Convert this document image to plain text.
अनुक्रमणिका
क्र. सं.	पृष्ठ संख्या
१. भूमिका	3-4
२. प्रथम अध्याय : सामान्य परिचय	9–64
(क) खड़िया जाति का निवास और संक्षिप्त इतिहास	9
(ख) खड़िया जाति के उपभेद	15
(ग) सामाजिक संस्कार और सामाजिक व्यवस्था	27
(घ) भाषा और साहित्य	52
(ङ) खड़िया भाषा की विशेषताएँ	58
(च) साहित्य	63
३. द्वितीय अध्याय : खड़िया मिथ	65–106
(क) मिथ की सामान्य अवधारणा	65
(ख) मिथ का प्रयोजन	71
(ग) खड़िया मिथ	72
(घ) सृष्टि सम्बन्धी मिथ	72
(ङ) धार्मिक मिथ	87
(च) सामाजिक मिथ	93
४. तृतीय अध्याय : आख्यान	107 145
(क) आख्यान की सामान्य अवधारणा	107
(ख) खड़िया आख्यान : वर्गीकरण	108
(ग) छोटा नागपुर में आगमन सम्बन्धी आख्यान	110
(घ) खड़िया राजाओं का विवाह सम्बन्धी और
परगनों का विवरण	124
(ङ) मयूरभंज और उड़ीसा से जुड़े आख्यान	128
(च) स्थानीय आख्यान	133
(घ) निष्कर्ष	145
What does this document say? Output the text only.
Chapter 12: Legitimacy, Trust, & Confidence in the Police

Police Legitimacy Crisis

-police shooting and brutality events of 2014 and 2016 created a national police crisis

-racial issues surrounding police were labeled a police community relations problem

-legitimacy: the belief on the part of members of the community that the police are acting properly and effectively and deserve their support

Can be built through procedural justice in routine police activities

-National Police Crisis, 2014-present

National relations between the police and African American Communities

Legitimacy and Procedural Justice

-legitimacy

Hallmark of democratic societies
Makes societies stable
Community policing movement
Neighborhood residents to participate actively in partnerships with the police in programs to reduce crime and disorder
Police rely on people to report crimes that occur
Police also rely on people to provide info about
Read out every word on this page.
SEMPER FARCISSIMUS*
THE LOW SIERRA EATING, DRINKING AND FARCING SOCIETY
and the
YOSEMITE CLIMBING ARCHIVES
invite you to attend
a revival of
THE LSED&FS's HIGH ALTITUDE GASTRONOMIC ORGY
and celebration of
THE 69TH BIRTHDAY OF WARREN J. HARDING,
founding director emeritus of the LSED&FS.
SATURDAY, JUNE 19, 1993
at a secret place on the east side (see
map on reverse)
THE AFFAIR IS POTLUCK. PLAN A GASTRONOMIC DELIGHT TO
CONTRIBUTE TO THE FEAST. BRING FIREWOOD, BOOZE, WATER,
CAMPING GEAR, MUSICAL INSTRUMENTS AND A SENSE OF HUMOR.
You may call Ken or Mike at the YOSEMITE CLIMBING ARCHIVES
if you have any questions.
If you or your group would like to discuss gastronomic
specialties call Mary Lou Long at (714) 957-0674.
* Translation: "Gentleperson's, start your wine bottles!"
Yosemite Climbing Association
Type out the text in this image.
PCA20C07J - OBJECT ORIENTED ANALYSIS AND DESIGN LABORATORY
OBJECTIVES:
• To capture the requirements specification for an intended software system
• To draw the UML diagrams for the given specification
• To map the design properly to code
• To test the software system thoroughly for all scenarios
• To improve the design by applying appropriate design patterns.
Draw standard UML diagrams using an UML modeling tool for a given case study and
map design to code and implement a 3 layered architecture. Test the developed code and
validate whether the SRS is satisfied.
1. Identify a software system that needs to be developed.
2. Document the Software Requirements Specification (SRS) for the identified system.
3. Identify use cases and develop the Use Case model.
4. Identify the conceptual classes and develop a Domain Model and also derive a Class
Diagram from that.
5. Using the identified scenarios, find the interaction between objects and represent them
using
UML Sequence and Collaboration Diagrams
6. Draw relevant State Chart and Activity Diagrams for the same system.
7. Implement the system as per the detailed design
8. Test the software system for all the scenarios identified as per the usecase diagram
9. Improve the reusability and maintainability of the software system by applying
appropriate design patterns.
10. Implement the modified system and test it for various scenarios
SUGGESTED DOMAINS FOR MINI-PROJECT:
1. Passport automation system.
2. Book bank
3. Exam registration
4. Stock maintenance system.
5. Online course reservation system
────────────────────
Copy out every line from the material above in which the word "text" appears.

* Reply to the task
Convert this document image to plain text.
What does this document say? Output the text only.
Type out the text in this image.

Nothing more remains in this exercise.